Task statement >>
Using the article on geothermal power purchase agreements, explain in one to three sentences why geothermal developers rely on PPAs to get their projects built.

Geothermal Power Purchase Agreements on the Rise

The beginning of 2020 ushered in a wave of Power Purchase Agreements (PPAs) for geothermal energy, the majority of which were signed in California. Learn more about how PPAs are helping California manage it's sustainable energy footprint.
The Geysers Geothermal Complex in California is the largest geothermal installation in the world.

The beginning of 2020 ushered in a wave of Power Purchase Agreements (PPAs) for geothermal energy, the majority of which were signed in California.

The state uses intermittent resources like solar and wind, but what do they do when the sun sets? That’s when geothermal energy comes into play. Geothermal projects are one of the few that provide emission-free power 24-hours a day at a reliable rate. California is seeing more PPA’s being signed because of resource adequacy, which, according to The California Public Utilities Commission, “ensures the safe and reliable operation of the grid in real-time, providing sufficient resources to the California Independent System Operator (CAISO) when and where needed,” and also serves to “incentivize the siting and construction of new resources needed for future grid reliability.”

“In the geothermal industry, projects have large capital costs,“ said Paul Thomsen, Vice President of Business Development at Ormat Technologies, Inc. “In order for us to build those projects, we need a guarantee that someone will buy the power over a long period of time — and utilities do that through a PPA.”

Nick Goodman, the CEO of Cyrq Energy, Inc., says that there are multiple reasons why more PPAs are being signed, but a major one is the fact that states are looking for renewable energy that can supplement wind and solar energy.

“I think a number of states have been updating their renewable portfolio standards and as time passes, those states are requiring more and more renewable energy, and for geothermal, specifically,” Goodman said. “When utilities buy too much wind and solar, they start to need something firm, or a baseload to support it. We're starting to see that with certain utilities and certain locations, at least right now, they are full on wind and solar. They need baseload, storage or otherwise.”

Thomsen says that a PPA will typically last from anywhere from 10 to 25 years, and will set the amount that someone will pay for power over that term.

 “A PPA ensures that whoever signed the contract gets clean power over the agreed amount of time, but it also locks in the price,” Thomsen said. “If the price of power goes up or down, it enables them to forecast quite predictably what their expenses will be moving forward.”

Goodman also points out that a transition from traditional utilities, like municipal- or investor- owned to Community Choice Aggregators (CCA), are becoming more prominent in California which is the largest renewable energy market in the United States.

“CCA's are really not municipal utilities, but they're done sort of on a municipal basis, around a certain municipality or city or otherwise. A transition to getting a CCA up and running usually has taken years,” Goodman said. “What we're finally seeing is a number of those CCAs are now fully functional, and up and running their investment grade. They're ready to start making longer term commitments for the purchase of power.”

Supplied information >>
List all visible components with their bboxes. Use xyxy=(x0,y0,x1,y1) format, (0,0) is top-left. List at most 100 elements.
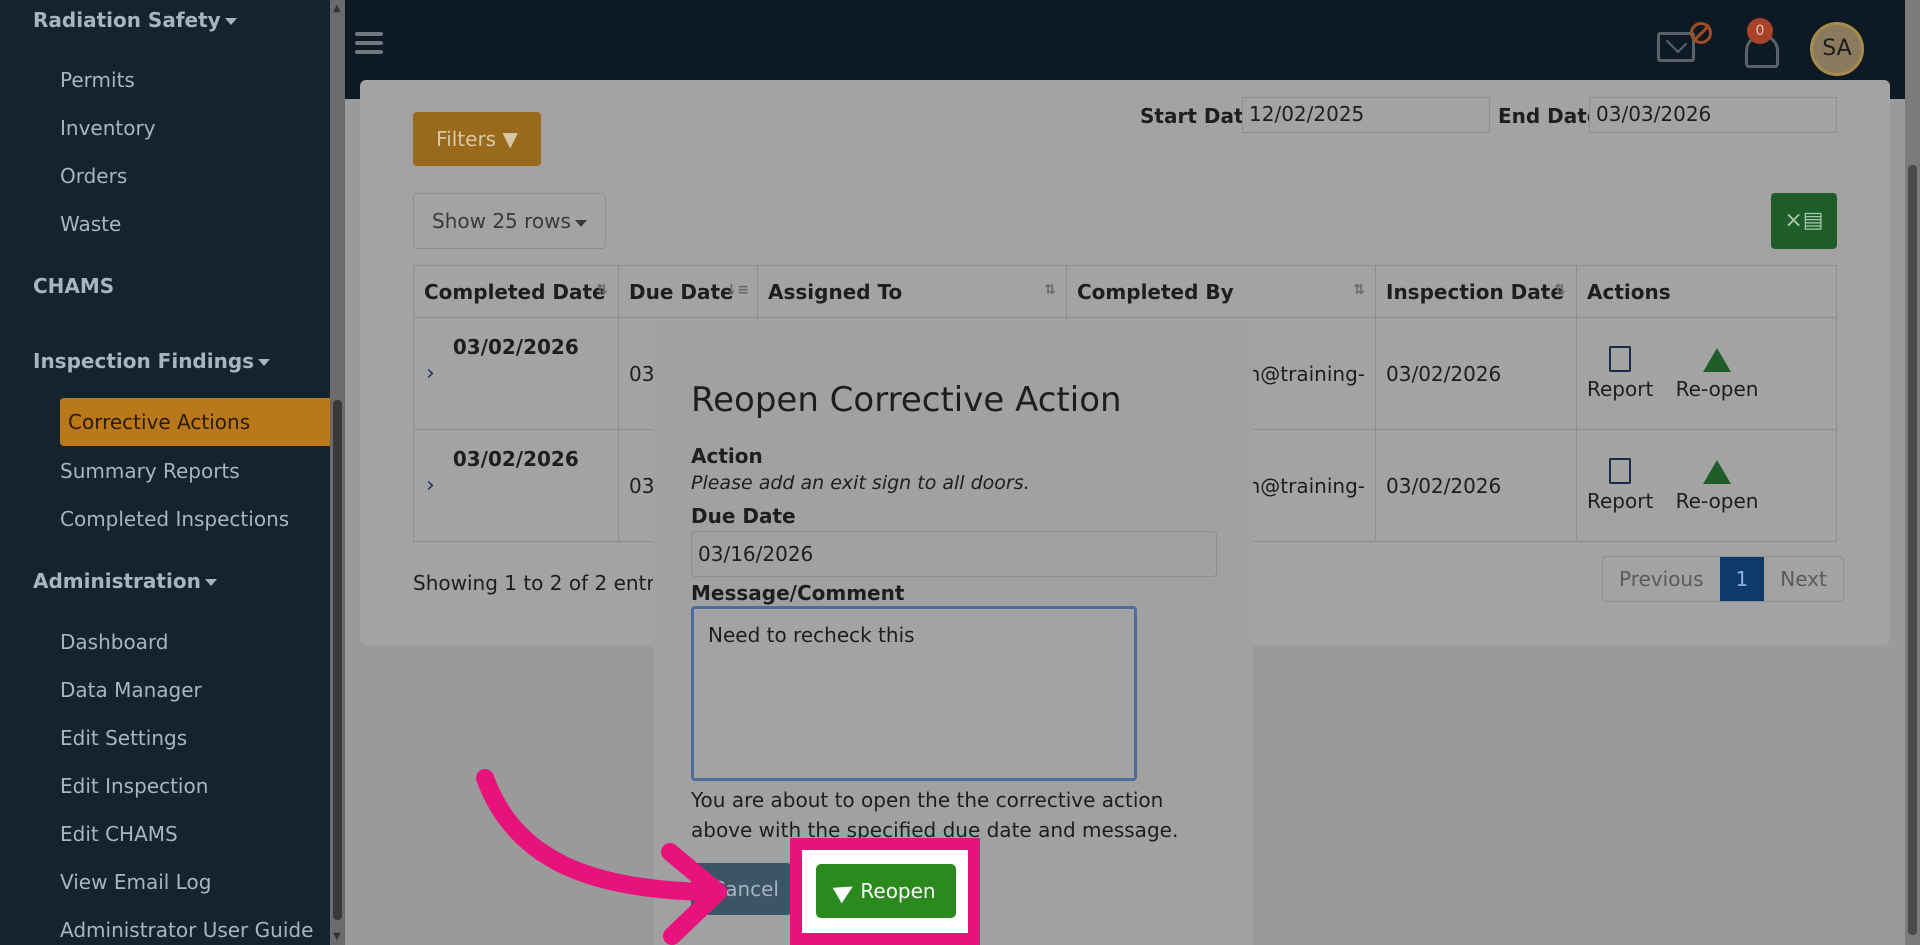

Right answer >>
Geothermal projects have large capital costs, so developers need a guarantee that someone will buy the power over a long period of time before they can build. Utilities provide that guarantee by signing a PPA.